▸ Aim
Copy out every line of the data exactly.

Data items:
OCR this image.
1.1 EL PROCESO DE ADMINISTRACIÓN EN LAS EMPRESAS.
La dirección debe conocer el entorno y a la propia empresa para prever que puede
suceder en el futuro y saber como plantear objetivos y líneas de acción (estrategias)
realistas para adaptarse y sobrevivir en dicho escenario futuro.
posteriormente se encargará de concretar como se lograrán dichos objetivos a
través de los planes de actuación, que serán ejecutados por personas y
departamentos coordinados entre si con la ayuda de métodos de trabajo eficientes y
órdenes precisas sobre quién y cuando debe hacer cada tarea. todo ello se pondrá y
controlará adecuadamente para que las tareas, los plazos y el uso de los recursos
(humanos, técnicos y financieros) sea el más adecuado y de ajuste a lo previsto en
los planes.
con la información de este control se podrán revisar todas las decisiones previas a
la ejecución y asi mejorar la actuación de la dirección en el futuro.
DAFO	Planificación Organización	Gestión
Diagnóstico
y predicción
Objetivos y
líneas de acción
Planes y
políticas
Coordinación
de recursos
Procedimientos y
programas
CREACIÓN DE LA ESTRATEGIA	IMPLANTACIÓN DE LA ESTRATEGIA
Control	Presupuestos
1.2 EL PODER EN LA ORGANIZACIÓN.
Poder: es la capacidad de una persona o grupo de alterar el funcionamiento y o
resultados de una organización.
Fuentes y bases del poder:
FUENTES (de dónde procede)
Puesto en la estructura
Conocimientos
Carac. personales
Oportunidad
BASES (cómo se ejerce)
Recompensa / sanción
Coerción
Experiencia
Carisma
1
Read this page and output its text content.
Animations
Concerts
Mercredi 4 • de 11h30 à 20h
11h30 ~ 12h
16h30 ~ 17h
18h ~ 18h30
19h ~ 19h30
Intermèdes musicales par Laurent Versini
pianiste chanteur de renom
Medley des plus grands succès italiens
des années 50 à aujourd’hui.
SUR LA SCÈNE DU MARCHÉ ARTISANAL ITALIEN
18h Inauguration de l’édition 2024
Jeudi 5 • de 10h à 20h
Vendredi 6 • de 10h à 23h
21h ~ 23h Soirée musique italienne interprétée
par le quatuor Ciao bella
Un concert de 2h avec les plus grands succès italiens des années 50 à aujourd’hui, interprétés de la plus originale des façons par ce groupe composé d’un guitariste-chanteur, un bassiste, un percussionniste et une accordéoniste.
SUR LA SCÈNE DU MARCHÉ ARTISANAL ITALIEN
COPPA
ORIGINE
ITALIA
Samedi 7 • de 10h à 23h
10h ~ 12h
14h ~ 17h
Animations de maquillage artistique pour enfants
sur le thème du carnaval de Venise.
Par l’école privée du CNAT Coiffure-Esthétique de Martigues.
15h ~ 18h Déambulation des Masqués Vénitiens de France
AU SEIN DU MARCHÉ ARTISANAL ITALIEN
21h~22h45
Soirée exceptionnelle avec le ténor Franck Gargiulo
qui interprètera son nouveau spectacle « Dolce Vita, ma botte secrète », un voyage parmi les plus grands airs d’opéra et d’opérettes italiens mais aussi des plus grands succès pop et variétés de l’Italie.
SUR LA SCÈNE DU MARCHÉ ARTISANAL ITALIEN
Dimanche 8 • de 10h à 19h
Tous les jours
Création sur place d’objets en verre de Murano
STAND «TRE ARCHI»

▸ Finished answer
OCR this image.
1.1 EL PROCESO DE ADMINISTRACIÓN EN LAS EMPRESAS.
La dirección debe conocer el entorno y a la propia empresa para prever que puede
suceder en el futuro y saber como plantear objetivos y líneas de acción (estrategias)
realistas para adaptarse y sobrevivir en dicho escenario futuro.
posteriormente se encargará de concretar como se lograrán dichos objetivos a
través de los planes de actuación, que serán ejecutados por personas y
departamentos coordinados entre si con la ayuda de métodos de trabajo eficientes y
órdenes precisas sobre quién y cuando debe hacer cada tarea. todo ello se pondrá y
controlará adecuadamente para que las tareas, los plazos y el uso de los recursos
(humanos, técnicos y financieros) sea el más adecuado y de ajuste a lo previsto en
los planes.
con la información de este control se podrán revisar todas las decisiones previas a
la ejecución y asi mejorar la actuación de la dirección en el futuro.
DAFO	Planificación Organización	Gestión
Diagnóstico
y predicción
Objetivos y
líneas de acción
Planes y
políticas
Coordinación
de recursos
Procedimientos y
programas
CREACIÓN DE LA ESTRATEGIA	IMPLANTACIÓN DE LA ESTRATEGIA
Control	Presupuestos
1.2 EL PODER EN LA ORGANIZACIÓN.
Poder: es la capacidad de una persona o grupo de alterar el funcionamiento y o
resultados de una organización.
Fuentes y bases del poder:
FUENTES (de dónde procede)
Puesto en la estructura
Conocimientos
Carac. personales
Oportunidad
BASES (cómo se ejerce)
Recompensa / sanción
Coerción
Experiencia
Carisma
1
Read this page and output its text content.
Animations
Concerts
Mercredi 4 • de 11h30 à 20h
11h30 ~ 12h
16h30 ~ 17h
18h ~ 18h30
19h ~ 19h30
Intermèdes musicales par Laurent Versini
pianiste chanteur de renom
Medley des plus grands succès italiens
des années 50 à aujourd’hui.
SUR LA SCÈNE DU MARCHÉ ARTISANAL ITALIEN
18h Inauguration de l’édition 2024
Jeudi 5 • de 10h à 20h
Vendredi 6 • de 10h à 23h
21h ~ 23h Soirée musique italienne interprétée
par le quatuor Ciao bella
Un concert de 2h avec les plus grands succès italiens des années 50 à aujourd’hui, interprétés de la plus originale des façons par ce groupe composé d’un guitariste-chanteur, un bassiste, un percussionniste et une accordéoniste.
SUR LA SCÈNE DU MARCHÉ ARTISANAL ITALIEN
COPPA
ORIGINE
ITALIA
Samedi 7 • de 10h à 23h
10h ~ 12h
14h ~ 17h
Animations de maquillage artistique pour enfants
sur le thème du carnaval de Venise.
Par l’école privée du CNAT Coiffure-Esthétique de Martigues.
15h ~ 18h Déambulation des Masqués Vénitiens de France
AU SEIN DU MARCHÉ ARTISANAL ITALIEN
21h~22h45
Soirée exceptionnelle avec le ténor Franck Gargiulo
qui interprètera son nouveau spectacle « Dolce Vita, ma botte secrète », un voyage parmi les plus grands airs d’opéra et d’opérettes italiens mais aussi des plus grands succès pop et variétés de l’Italie.
SUR LA SCÈNE DU MARCHÉ ARTISANAL ITALIEN
Dimanche 8 • de 10h à 19h
Tous les jours
Création sur place d’objets en verre de Murano
STAND «TRE ARCHI»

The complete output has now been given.